**Written problem:** Look through the listing below and report how many lines contain "mihe", as a bare number.

>> begin

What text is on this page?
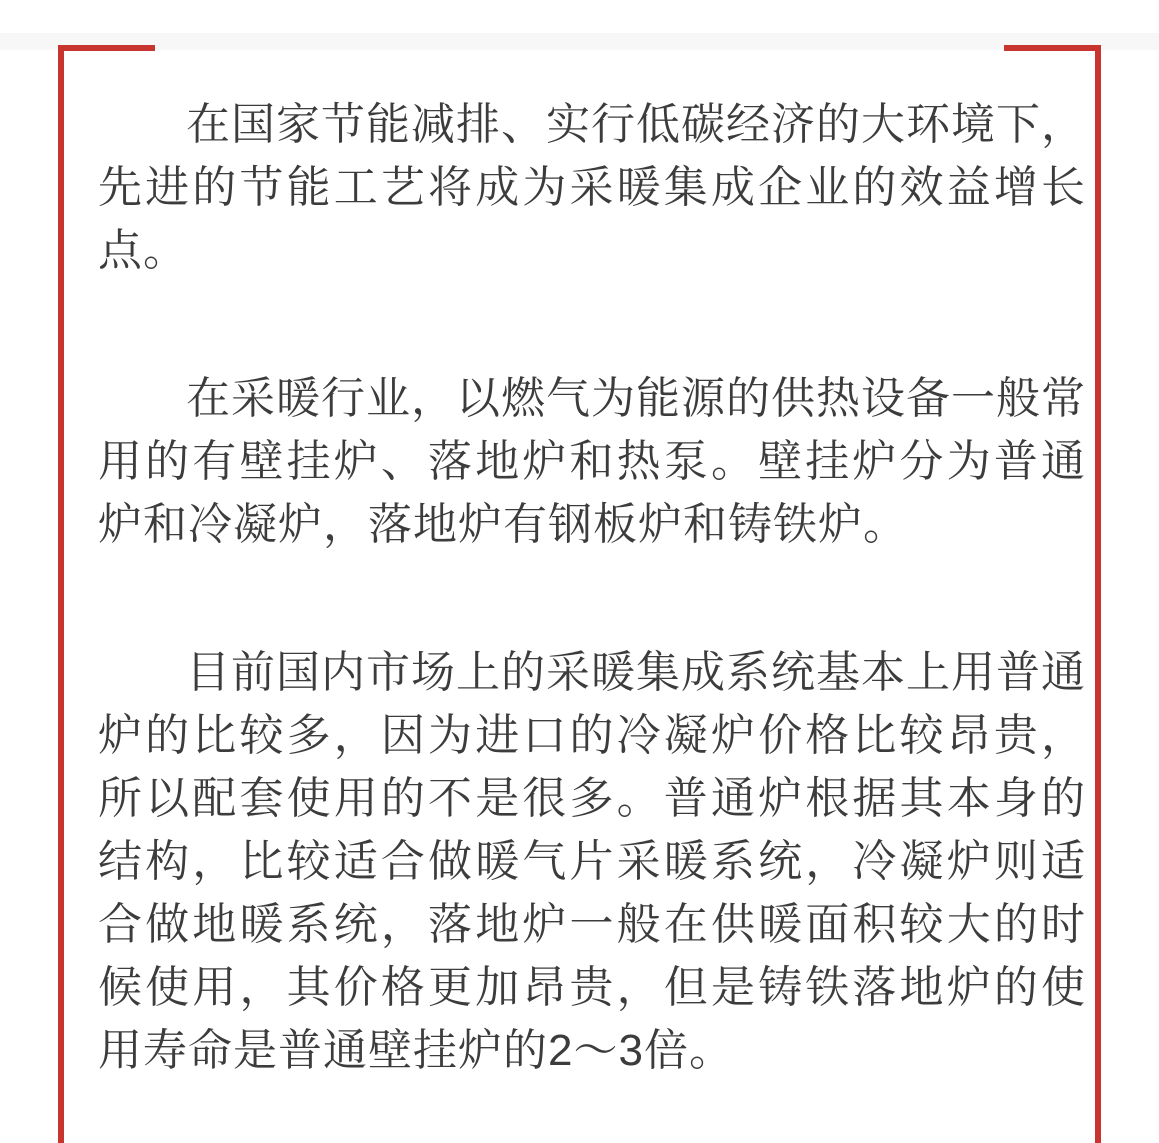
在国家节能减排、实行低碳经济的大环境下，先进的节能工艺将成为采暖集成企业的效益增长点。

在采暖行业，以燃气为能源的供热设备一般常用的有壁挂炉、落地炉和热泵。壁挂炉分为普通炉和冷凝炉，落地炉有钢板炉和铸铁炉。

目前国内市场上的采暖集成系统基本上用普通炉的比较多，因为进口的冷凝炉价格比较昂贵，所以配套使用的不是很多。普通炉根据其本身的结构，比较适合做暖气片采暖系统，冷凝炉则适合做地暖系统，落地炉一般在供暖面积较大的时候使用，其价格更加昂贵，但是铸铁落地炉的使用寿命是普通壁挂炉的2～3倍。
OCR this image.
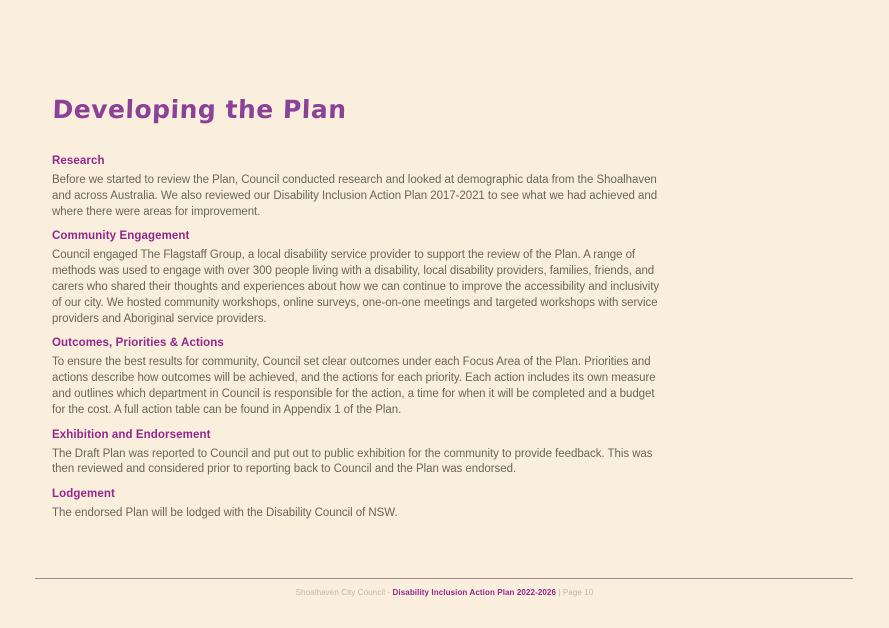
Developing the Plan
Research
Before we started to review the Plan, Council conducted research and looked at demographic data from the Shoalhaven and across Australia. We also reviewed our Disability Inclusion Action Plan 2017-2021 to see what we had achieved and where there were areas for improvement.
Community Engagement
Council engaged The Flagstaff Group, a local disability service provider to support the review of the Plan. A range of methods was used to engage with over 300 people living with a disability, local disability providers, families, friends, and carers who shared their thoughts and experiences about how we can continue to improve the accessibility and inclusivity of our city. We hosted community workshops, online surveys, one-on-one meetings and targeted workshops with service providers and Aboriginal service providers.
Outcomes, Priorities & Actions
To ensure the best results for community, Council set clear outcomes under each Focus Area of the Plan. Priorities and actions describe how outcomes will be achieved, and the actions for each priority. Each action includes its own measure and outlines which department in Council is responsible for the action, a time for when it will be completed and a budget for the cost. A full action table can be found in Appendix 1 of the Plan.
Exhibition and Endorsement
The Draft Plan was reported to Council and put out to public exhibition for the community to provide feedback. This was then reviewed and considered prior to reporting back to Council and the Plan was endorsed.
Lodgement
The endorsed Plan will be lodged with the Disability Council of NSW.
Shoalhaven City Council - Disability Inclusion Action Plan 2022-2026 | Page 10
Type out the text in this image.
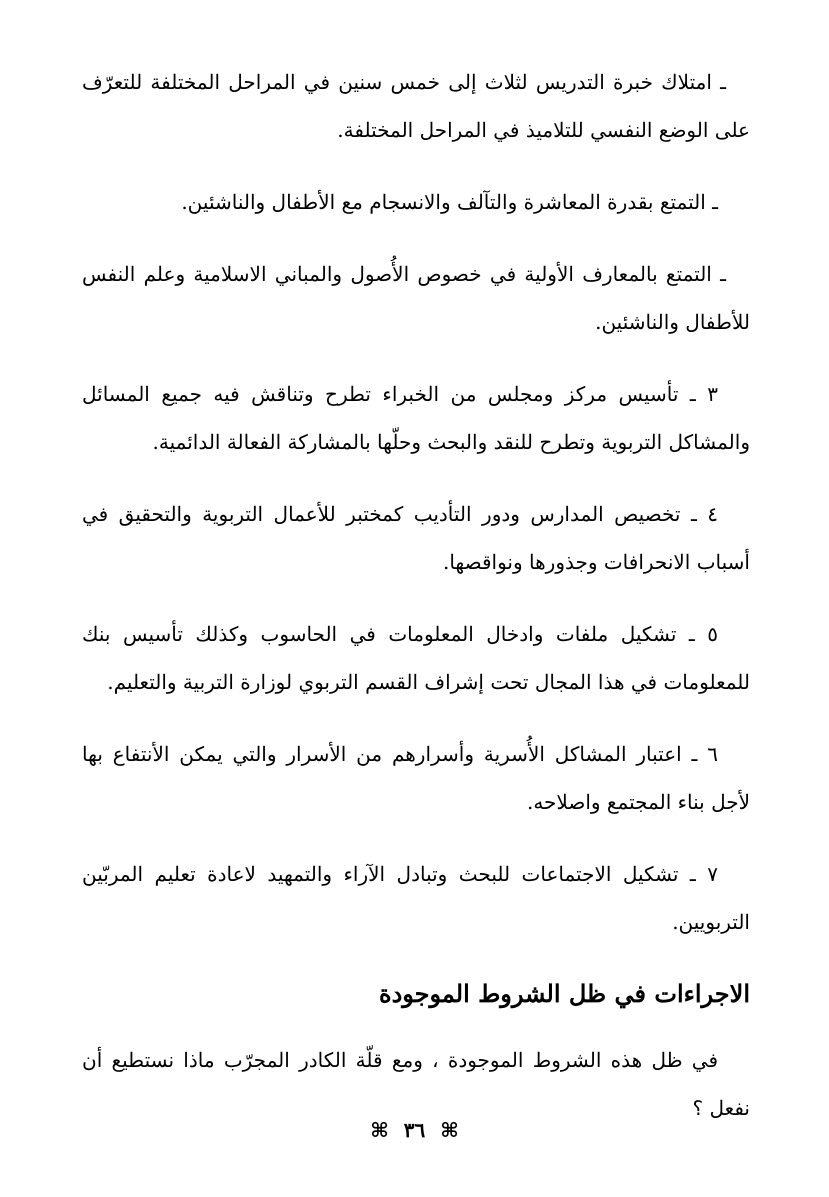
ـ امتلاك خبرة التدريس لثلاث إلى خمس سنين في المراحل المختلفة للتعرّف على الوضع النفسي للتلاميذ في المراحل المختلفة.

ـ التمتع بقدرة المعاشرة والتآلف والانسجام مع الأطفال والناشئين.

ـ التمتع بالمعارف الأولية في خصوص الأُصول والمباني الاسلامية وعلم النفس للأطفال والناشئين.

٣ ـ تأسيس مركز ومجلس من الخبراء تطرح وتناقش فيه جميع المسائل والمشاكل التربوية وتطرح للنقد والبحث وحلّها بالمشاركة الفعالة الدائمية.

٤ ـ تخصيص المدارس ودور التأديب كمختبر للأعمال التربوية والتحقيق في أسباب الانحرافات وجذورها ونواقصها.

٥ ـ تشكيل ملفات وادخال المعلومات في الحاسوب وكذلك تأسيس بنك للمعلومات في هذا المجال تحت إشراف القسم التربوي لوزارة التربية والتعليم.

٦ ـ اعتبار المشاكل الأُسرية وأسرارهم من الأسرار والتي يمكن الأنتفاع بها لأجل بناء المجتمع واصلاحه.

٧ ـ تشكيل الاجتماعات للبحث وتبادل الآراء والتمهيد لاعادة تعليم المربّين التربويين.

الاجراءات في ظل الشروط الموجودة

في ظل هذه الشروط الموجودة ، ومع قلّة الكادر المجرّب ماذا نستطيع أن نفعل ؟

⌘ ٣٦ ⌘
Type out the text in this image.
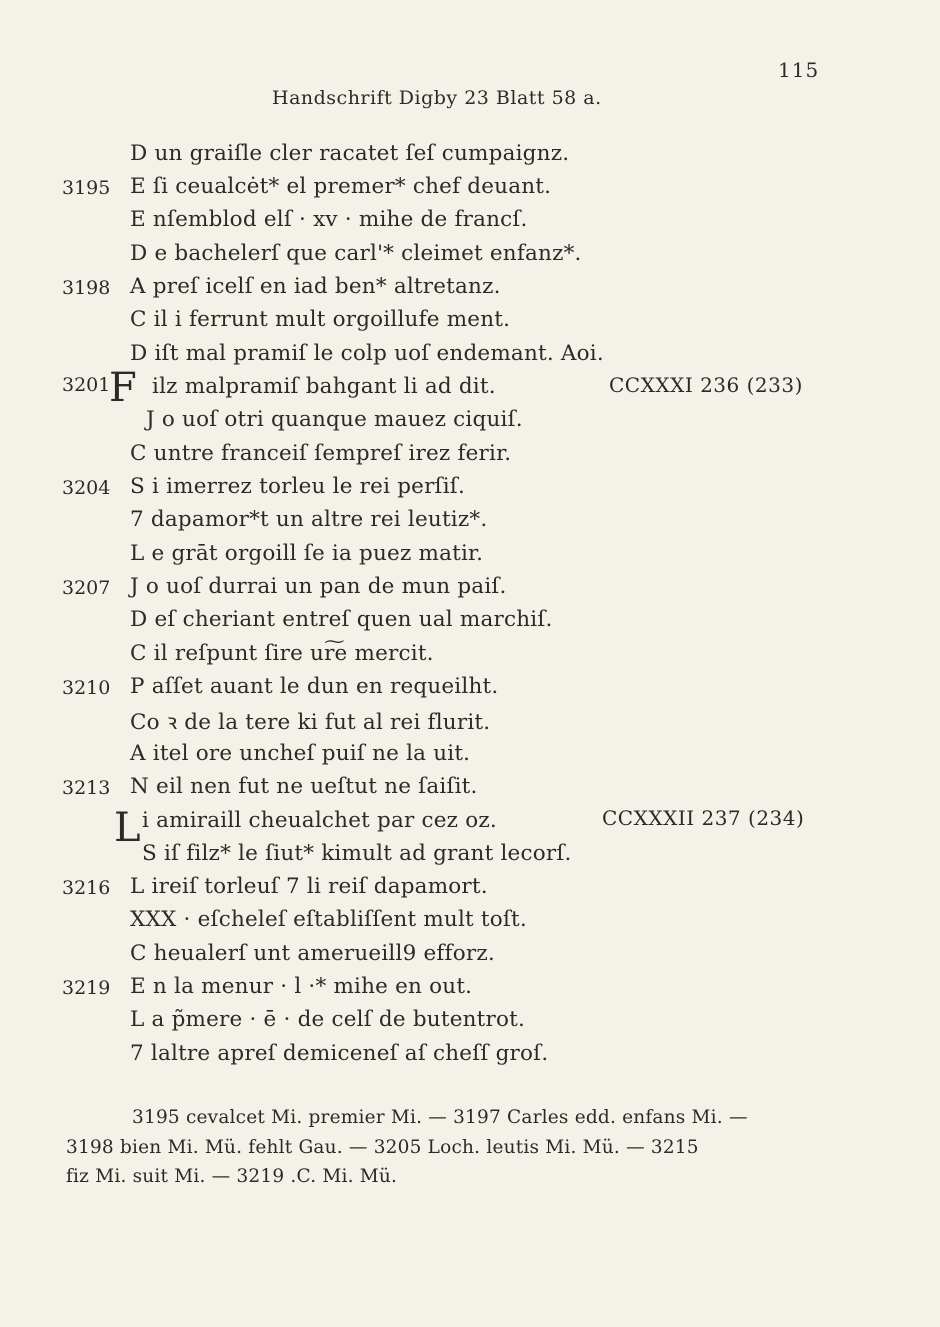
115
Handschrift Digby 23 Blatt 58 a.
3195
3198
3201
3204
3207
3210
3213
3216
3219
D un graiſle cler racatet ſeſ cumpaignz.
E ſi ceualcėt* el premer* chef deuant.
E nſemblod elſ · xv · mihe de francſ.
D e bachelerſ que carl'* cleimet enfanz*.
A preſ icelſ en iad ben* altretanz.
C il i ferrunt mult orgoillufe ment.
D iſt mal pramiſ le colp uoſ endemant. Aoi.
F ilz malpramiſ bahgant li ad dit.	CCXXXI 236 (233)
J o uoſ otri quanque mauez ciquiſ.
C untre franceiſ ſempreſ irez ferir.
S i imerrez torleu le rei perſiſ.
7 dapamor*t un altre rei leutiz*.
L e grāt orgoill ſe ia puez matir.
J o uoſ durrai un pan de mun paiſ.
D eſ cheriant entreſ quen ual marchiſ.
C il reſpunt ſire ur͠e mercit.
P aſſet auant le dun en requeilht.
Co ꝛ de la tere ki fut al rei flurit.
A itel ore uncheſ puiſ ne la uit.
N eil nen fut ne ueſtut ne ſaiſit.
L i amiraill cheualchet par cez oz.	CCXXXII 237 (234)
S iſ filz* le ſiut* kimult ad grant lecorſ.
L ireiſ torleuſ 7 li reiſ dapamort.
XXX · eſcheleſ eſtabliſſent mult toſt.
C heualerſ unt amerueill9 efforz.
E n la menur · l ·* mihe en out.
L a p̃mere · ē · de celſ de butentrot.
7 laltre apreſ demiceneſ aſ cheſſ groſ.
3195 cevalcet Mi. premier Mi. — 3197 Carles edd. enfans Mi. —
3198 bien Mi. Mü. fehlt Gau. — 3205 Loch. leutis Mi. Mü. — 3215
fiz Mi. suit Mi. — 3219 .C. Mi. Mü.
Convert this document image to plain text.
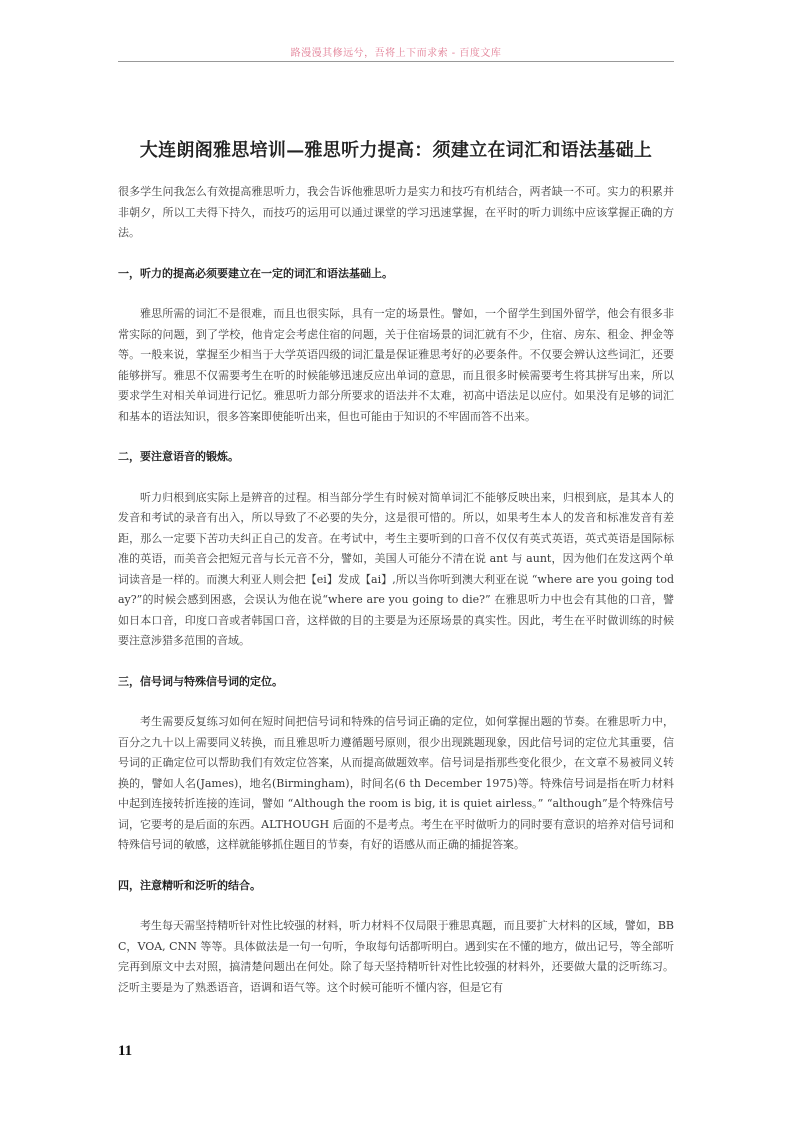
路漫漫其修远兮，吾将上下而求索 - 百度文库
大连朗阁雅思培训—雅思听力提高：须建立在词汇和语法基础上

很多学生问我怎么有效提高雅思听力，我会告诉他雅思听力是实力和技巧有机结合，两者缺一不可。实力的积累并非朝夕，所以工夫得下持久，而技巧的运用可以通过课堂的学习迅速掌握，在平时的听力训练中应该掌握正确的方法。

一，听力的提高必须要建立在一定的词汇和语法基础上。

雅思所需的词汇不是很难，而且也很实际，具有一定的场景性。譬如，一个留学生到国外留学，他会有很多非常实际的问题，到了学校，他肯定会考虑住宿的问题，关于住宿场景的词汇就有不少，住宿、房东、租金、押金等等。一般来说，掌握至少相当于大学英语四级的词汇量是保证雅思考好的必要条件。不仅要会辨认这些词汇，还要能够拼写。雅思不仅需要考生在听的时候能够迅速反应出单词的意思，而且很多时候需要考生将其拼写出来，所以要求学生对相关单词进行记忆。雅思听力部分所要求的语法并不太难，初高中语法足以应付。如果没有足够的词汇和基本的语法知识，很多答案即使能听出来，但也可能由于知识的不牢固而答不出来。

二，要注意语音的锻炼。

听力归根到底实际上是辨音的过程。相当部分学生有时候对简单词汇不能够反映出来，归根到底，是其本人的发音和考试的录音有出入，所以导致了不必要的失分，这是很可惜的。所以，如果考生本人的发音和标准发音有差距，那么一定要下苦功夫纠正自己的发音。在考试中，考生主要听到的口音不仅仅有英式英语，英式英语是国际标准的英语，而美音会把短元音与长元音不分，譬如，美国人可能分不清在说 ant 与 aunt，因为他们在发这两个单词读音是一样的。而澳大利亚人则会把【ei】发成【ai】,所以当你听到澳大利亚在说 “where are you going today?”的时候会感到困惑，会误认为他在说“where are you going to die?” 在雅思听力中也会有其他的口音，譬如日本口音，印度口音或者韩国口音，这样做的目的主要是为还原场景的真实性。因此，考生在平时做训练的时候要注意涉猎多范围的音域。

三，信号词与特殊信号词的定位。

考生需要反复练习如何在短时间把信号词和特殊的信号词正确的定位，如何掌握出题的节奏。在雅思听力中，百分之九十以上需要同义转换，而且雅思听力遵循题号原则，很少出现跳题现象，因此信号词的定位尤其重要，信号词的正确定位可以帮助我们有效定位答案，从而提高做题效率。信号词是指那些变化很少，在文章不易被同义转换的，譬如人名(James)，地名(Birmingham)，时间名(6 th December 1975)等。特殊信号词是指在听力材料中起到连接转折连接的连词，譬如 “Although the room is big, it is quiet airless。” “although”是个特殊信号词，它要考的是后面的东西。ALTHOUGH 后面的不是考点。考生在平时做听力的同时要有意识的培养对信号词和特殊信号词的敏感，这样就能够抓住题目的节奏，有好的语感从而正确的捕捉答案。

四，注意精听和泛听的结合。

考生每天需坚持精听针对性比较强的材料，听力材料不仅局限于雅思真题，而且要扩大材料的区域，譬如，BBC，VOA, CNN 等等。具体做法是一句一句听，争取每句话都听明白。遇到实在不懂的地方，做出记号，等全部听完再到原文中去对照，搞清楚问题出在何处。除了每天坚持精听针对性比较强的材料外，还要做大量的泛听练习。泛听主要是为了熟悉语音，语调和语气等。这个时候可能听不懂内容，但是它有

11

>> end

**Exercise answer:** 2